DO THIS
Copy the records below exactly, from the line containing "Extract the structured" through the last line, and leave out every picture.

Records that describe figures
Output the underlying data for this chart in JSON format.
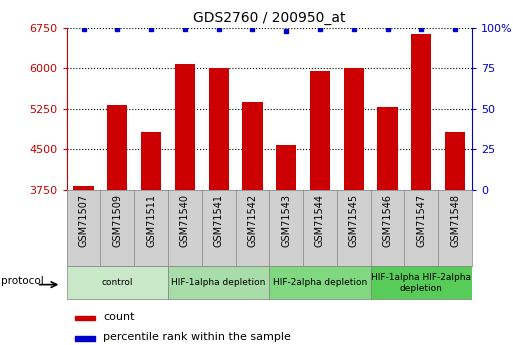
{
  "title": "GDS2760 / 200950_at",
  "samples": [
    "GSM71507",
    "GSM71509",
    "GSM71511",
    "GSM71540",
    "GSM71541",
    "GSM71542",
    "GSM71543",
    "GSM71544",
    "GSM71545",
    "GSM71546",
    "GSM71547",
    "GSM71548"
  ],
  "counts": [
    3820,
    5310,
    4820,
    6080,
    6010,
    5380,
    4580,
    5950,
    6010,
    5290,
    6640,
    4820
  ],
  "percentiles": [
    99,
    99,
    99,
    99,
    99,
    99,
    98,
    99,
    99,
    99,
    99,
    99
  ],
  "ylim": [
    3750,
    6750
  ],
  "yticks": [
    3750,
    4500,
    5250,
    6000,
    6750
  ],
  "right_yticks": [
    0,
    25,
    50,
    75,
    100
  ],
  "right_ylim": [
    0,
    100
  ],
  "bar_color": "#cc0000",
  "percentile_color": "#0000cc",
  "groups": [
    {
      "label": "control",
      "start": 0,
      "end": 3,
      "color": "#c8e8c8"
    },
    {
      "label": "HIF-1alpha depletion",
      "start": 3,
      "end": 6,
      "color": "#a8dca8"
    },
    {
      "label": "HIF-2alpha depletion",
      "start": 6,
      "end": 9,
      "color": "#80d880"
    },
    {
      "label": "HIF-1alpha HIF-2alpha\ndepletion",
      "start": 9,
      "end": 12,
      "color": "#58cc58"
    }
  ],
  "legend_count_label": "count",
  "legend_percentile_label": "percentile rank within the sample",
  "protocol_label": "protocol",
  "xtick_bg_color": "#d0d0d0"
}
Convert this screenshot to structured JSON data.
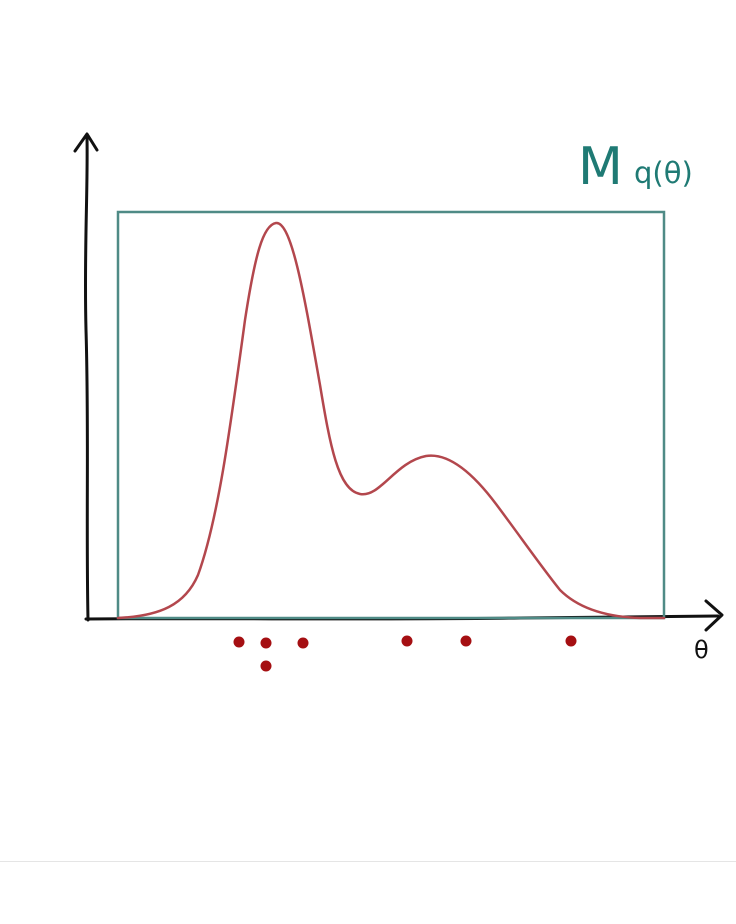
{
  "diagram": {
    "box_label_main": "M",
    "box_label_sub": "q(θ)",
    "x_axis_label": "θ",
    "colors": {
      "axes": "#111111",
      "box": "#4f8b86",
      "curve": "#b3474d",
      "samples": "#a50f12",
      "label": "#1f7a74",
      "divider": "#e5e5e5"
    },
    "sample_count": 7
  }
}
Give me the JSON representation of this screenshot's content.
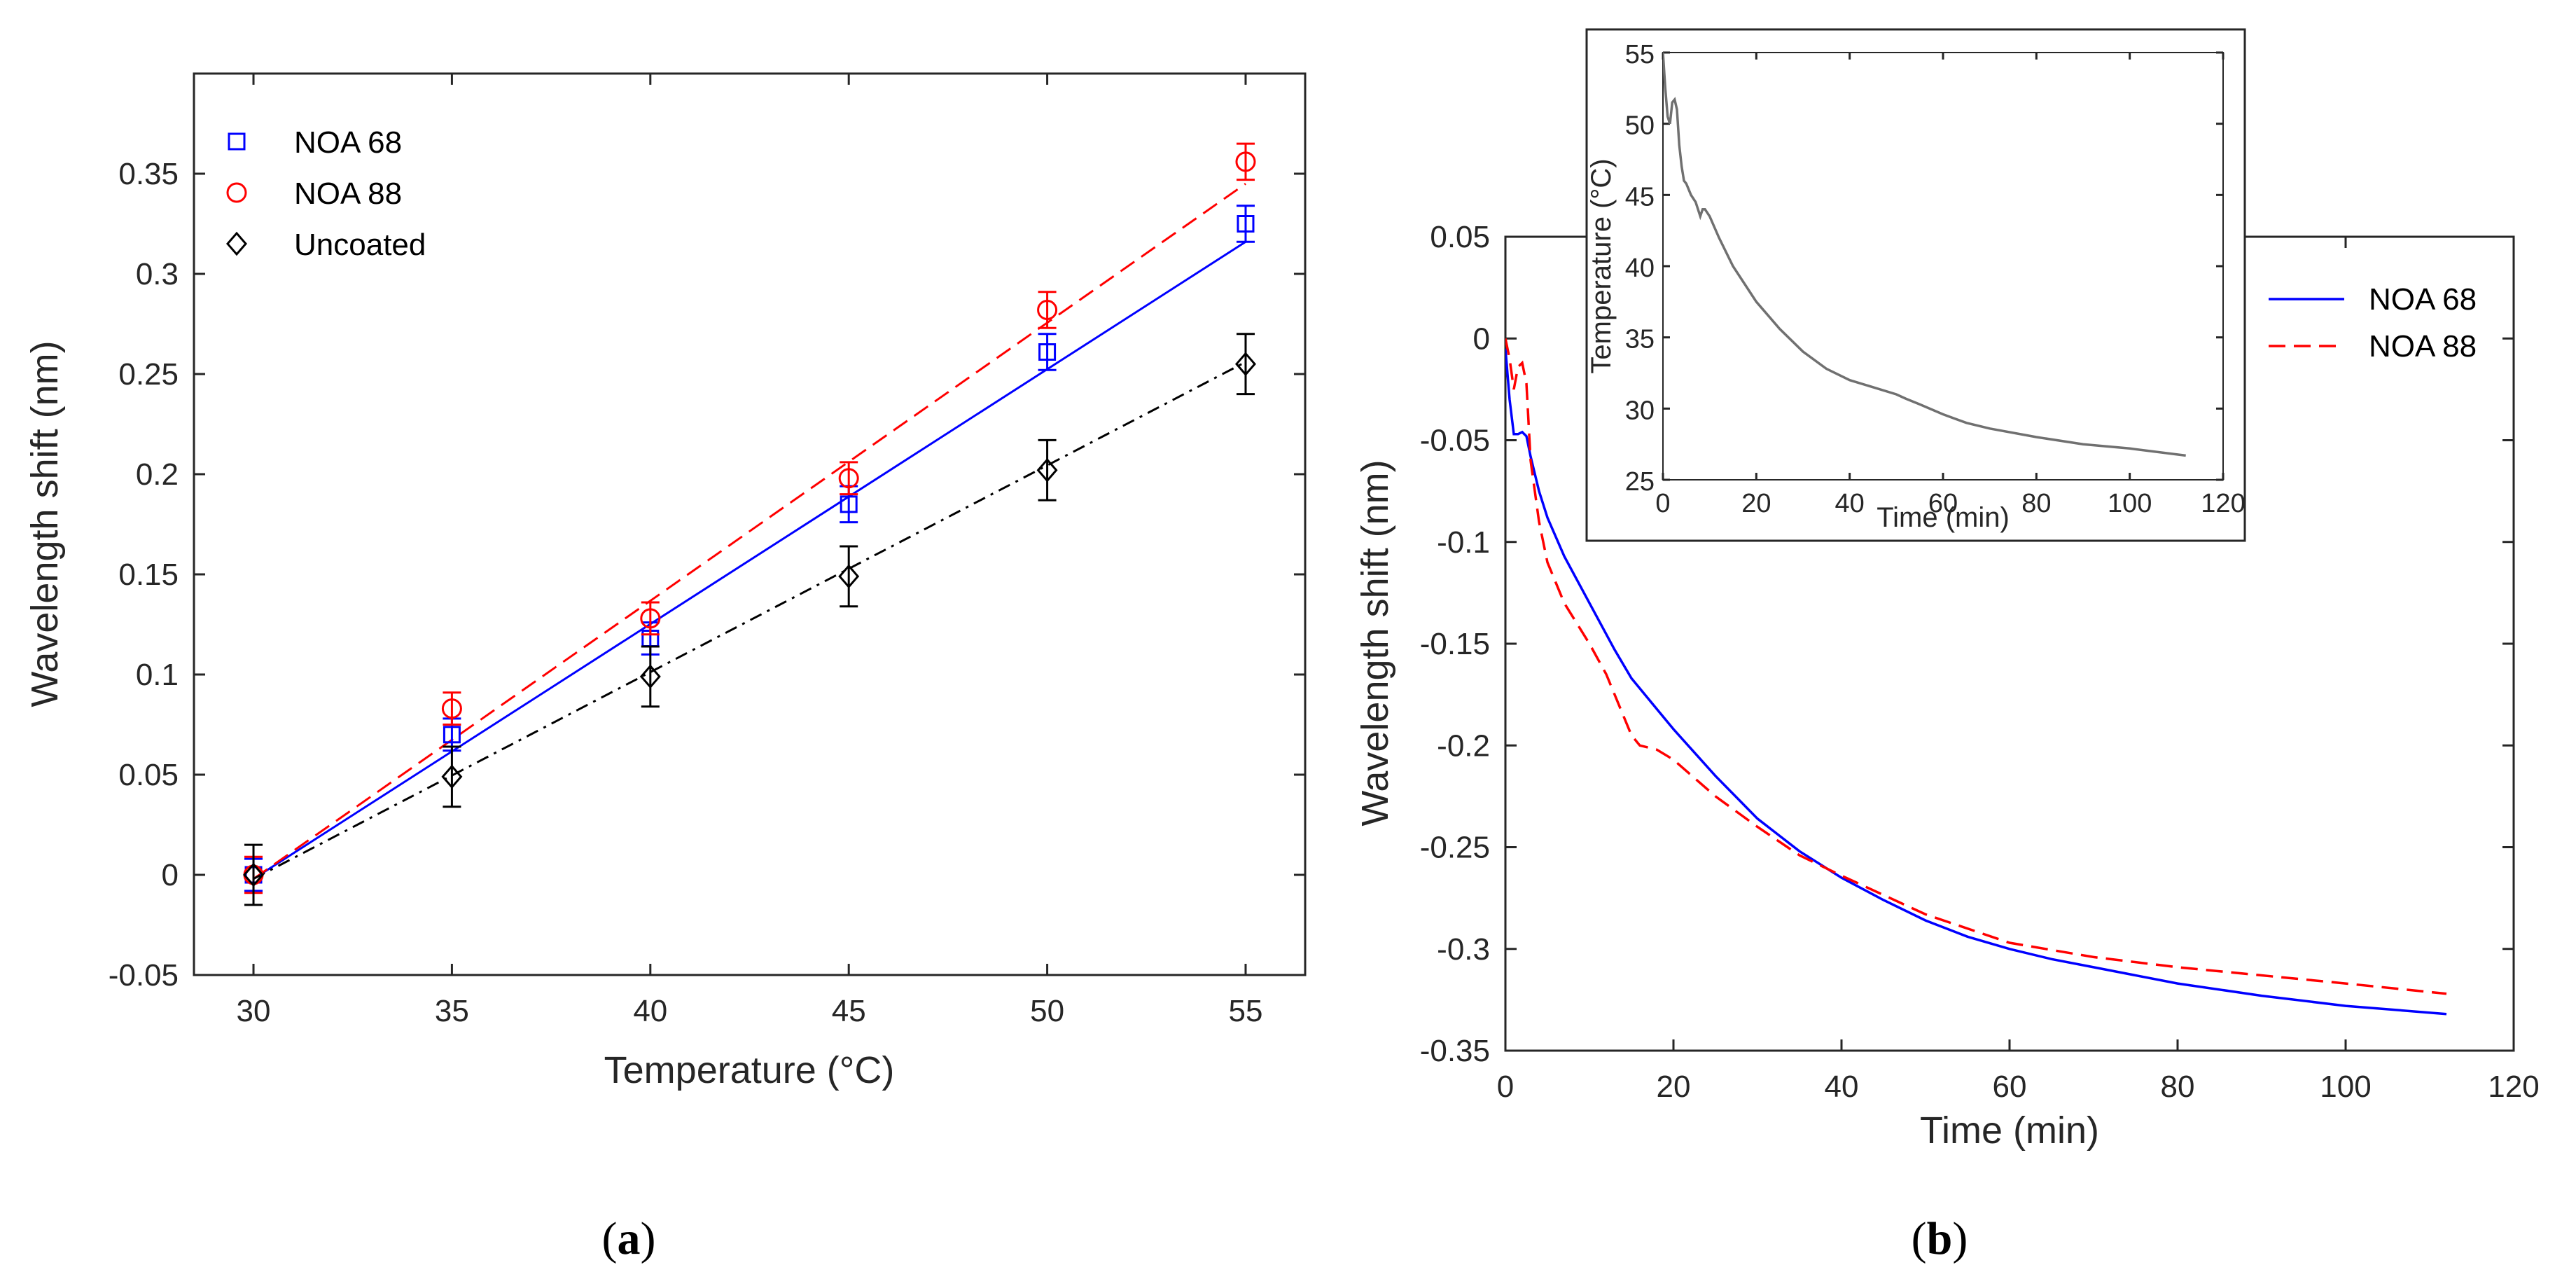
{
  "chart_data": [
    {
      "type": "scatter",
      "panel": "(a)",
      "caption_open": "(",
      "caption_letter": "a",
      "caption_close": ")",
      "xlabel": "Temperature (°C)",
      "ylabel": "Wavelength shift (nm)",
      "xlim": [
        28.5,
        56.5
      ],
      "ylim": [
        -0.05,
        0.4
      ],
      "xticks": [
        "30",
        "35",
        "40",
        "45",
        "50",
        "55"
      ],
      "yticks": [
        "-0.05",
        "0",
        "0.05",
        "0.1",
        "0.15",
        "0.2",
        "0.25",
        "0.3",
        "0.35"
      ],
      "legend_position": "top-left",
      "x": [
        30,
        35,
        40,
        45,
        50,
        55
      ],
      "series": [
        {
          "name": "NOA 68",
          "marker": "square",
          "color": "#0000ff",
          "line": "solid",
          "values": [
            0.0,
            0.07,
            0.118,
            0.185,
            0.261,
            0.325
          ],
          "err": [
            0.008,
            0.008,
            0.008,
            0.009,
            0.009,
            0.009
          ],
          "fit": [
            -0.002,
            0.316
          ]
        },
        {
          "name": "NOA 88",
          "marker": "circle",
          "color": "#ff0000",
          "line": "dashed",
          "values": [
            0.0,
            0.083,
            0.128,
            0.198,
            0.282,
            0.356
          ],
          "err": [
            0.009,
            0.008,
            0.008,
            0.008,
            0.009,
            0.009
          ],
          "fit": [
            -0.002,
            0.345
          ]
        },
        {
          "name": "Uncoated",
          "marker": "diamond",
          "color": "#000000",
          "line": "dashdot",
          "values": [
            0.0,
            0.049,
            0.099,
            0.149,
            0.202,
            0.255
          ],
          "err": [
            0.015,
            0.015,
            0.015,
            0.015,
            0.015,
            0.015
          ],
          "fit": [
            -0.002,
            0.256
          ]
        }
      ]
    },
    {
      "type": "line",
      "panel": "(b)",
      "caption_open": "(",
      "caption_letter": "b",
      "caption_close": ")",
      "xlabel": "Time (min)",
      "ylabel": "Wavelength shift (nm)",
      "xlim": [
        0,
        120
      ],
      "ylim": [
        -0.35,
        0.05
      ],
      "xticks": [
        "0",
        "20",
        "40",
        "60",
        "80",
        "100",
        "120"
      ],
      "yticks": [
        "-0.35",
        "-0.3",
        "-0.25",
        "-0.2",
        "-0.15",
        "-0.1",
        "-0.05",
        "0",
        "0.05"
      ],
      "legend_position": "top-right",
      "series": [
        {
          "name": "NOA 68",
          "color": "#0000ff",
          "line": "solid",
          "x": [
            0,
            0.5,
            1,
            1.5,
            2,
            2.5,
            3,
            4,
            5,
            7,
            10,
            13,
            15,
            18,
            20,
            25,
            30,
            35,
            40,
            45,
            50,
            55,
            60,
            65,
            70,
            80,
            90,
            100,
            112
          ],
          "y": [
            -0.005,
            -0.03,
            -0.047,
            -0.047,
            -0.046,
            -0.048,
            -0.058,
            -0.075,
            -0.088,
            -0.107,
            -0.13,
            -0.153,
            -0.167,
            -0.182,
            -0.192,
            -0.215,
            -0.236,
            -0.252,
            -0.265,
            -0.276,
            -0.286,
            -0.294,
            -0.3,
            -0.305,
            -0.309,
            -0.317,
            -0.323,
            -0.328,
            -0.332
          ]
        },
        {
          "name": "NOA 88",
          "color": "#ff0000",
          "line": "dashed",
          "x": [
            0,
            0.5,
            1,
            1.5,
            2,
            2.5,
            3,
            4,
            5,
            7,
            10,
            12,
            15,
            16,
            18,
            20,
            25,
            30,
            35,
            40,
            50,
            60,
            70,
            80,
            90,
            100,
            112
          ],
          "y": [
            0.0,
            -0.01,
            -0.025,
            -0.014,
            -0.012,
            -0.022,
            -0.06,
            -0.09,
            -0.11,
            -0.13,
            -0.15,
            -0.165,
            -0.195,
            -0.2,
            -0.202,
            -0.207,
            -0.225,
            -0.24,
            -0.254,
            -0.264,
            -0.283,
            -0.297,
            -0.304,
            -0.309,
            -0.313,
            -0.317,
            -0.322
          ]
        }
      ],
      "inset": {
        "type": "line",
        "xlabel": "Time (min)",
        "ylabel": "Temperature (°C)",
        "xlim": [
          0,
          120
        ],
        "ylim": [
          25,
          55
        ],
        "xticks": [
          "0",
          "20",
          "40",
          "60",
          "80",
          "100",
          "120"
        ],
        "yticks": [
          "25",
          "30",
          "35",
          "40",
          "45",
          "50",
          "55"
        ],
        "color": "#707070",
        "x": [
          0,
          0.5,
          1,
          1.5,
          2,
          2.5,
          3,
          3.5,
          4,
          4.5,
          5,
          6,
          7,
          8,
          8.5,
          9,
          10,
          12,
          15,
          18,
          20,
          25,
          30,
          35,
          40,
          45,
          50,
          52,
          55,
          60,
          65,
          70,
          80,
          90,
          100,
          112
        ],
        "y": [
          55,
          52.5,
          50.5,
          50,
          51.5,
          51.7,
          51,
          48.5,
          47,
          46,
          45.8,
          45,
          44.5,
          43.5,
          44,
          44,
          43.5,
          42,
          40,
          38.5,
          37.5,
          35.6,
          34,
          32.8,
          32,
          31.5,
          31,
          30.7,
          30.3,
          29.6,
          29,
          28.6,
          28,
          27.5,
          27.2,
          26.7
        ]
      }
    }
  ]
}
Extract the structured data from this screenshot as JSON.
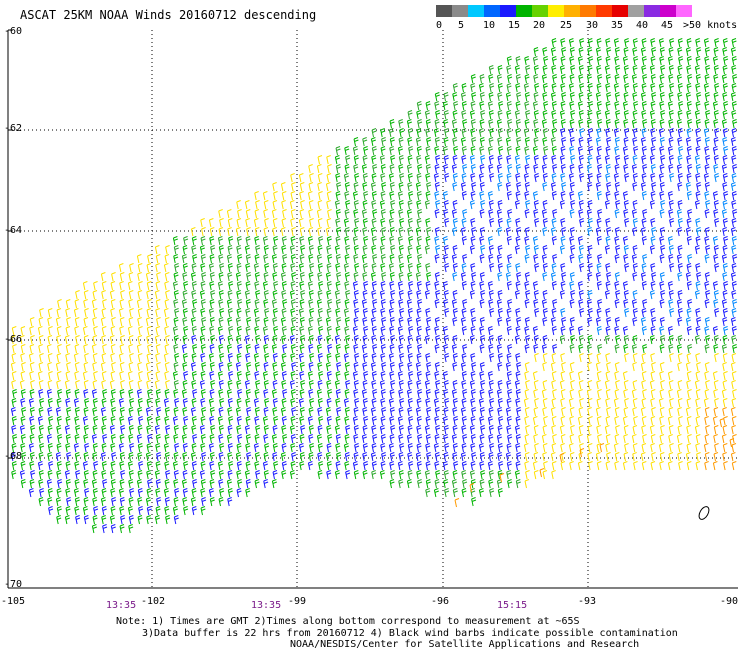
{
  "title": "ASCAT 25KM NOAA Winds 20160712 descending",
  "colorbar": {
    "colors": [
      "#555555",
      "#8a8a8a",
      "#00c8ff",
      "#0066ff",
      "#1a1aff",
      "#00b400",
      "#66d200",
      "#ffee00",
      "#ffb000",
      "#ff7a00",
      "#ff3a00",
      "#e60000",
      "#a0a0a0",
      "#8a2be2",
      "#cc00cc",
      "#ff66ff"
    ],
    "labels": [
      "0",
      "5",
      "10",
      "15",
      "20",
      "25",
      "30",
      "35",
      "40",
      "45",
      ">50 knots"
    ]
  },
  "map": {
    "lat_ticks": [
      "-60",
      "-62",
      "-64",
      "-66",
      "-68",
      "-70"
    ],
    "lon_ticks": [
      "-105",
      "-102",
      "-99",
      "-96",
      "-93",
      "-90"
    ],
    "time_labels": [
      "13:35",
      "13:35",
      "15:15"
    ]
  },
  "notes": {
    "line1": "Note: 1) Times are GMT 2)Times along bottom correspond to measurement at ~65S",
    "line2": "3)Data buffer is 22 hrs from 20160712 4) Black wind barbs indicate possible contamination",
    "line3": "NOAA/NESDIS/Center for Satellite Applications and Research"
  }
}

SOLUTION FOR THIS TASK
Extract the structured data from this screenshot as JSON.
{
  "title": "ASCAT 25KM NOAA Winds 20160712 descending",
  "colorbar": {
    "colors": [
      "#555555",
      "#8a8a8a",
      "#00c8ff",
      "#0066ff",
      "#1a1aff",
      "#00b400",
      "#66d200",
      "#ffee00",
      "#ffb000",
      "#ff7a00",
      "#ff3a00",
      "#e60000",
      "#a0a0a0",
      "#8a2be2",
      "#cc00cc",
      "#ff66ff"
    ],
    "labels": [
      "0",
      "5",
      "10",
      "15",
      "20",
      "25",
      "30",
      "35",
      "40",
      "45",
      ">50 knots"
    ]
  },
  "map": {
    "lat_ticks": [
      "-60",
      "-62",
      "-64",
      "-66",
      "-68",
      "-70"
    ],
    "lon_ticks": [
      "-105",
      "-102",
      "-99",
      "-96",
      "-93",
      "-90"
    ],
    "time_labels": [
      "13:35",
      "13:35",
      "15:15"
    ]
  },
  "notes": {
    "line1": "Note: 1) Times are GMT 2)Times along bottom correspond to measurement at ~65S",
    "line2": "3)Data buffer is 22 hrs from 20160712 4) Black wind barbs indicate possible contamination",
    "line3": "NOAA/NESDIS/Center for Satellite Applications and Research"
  }
}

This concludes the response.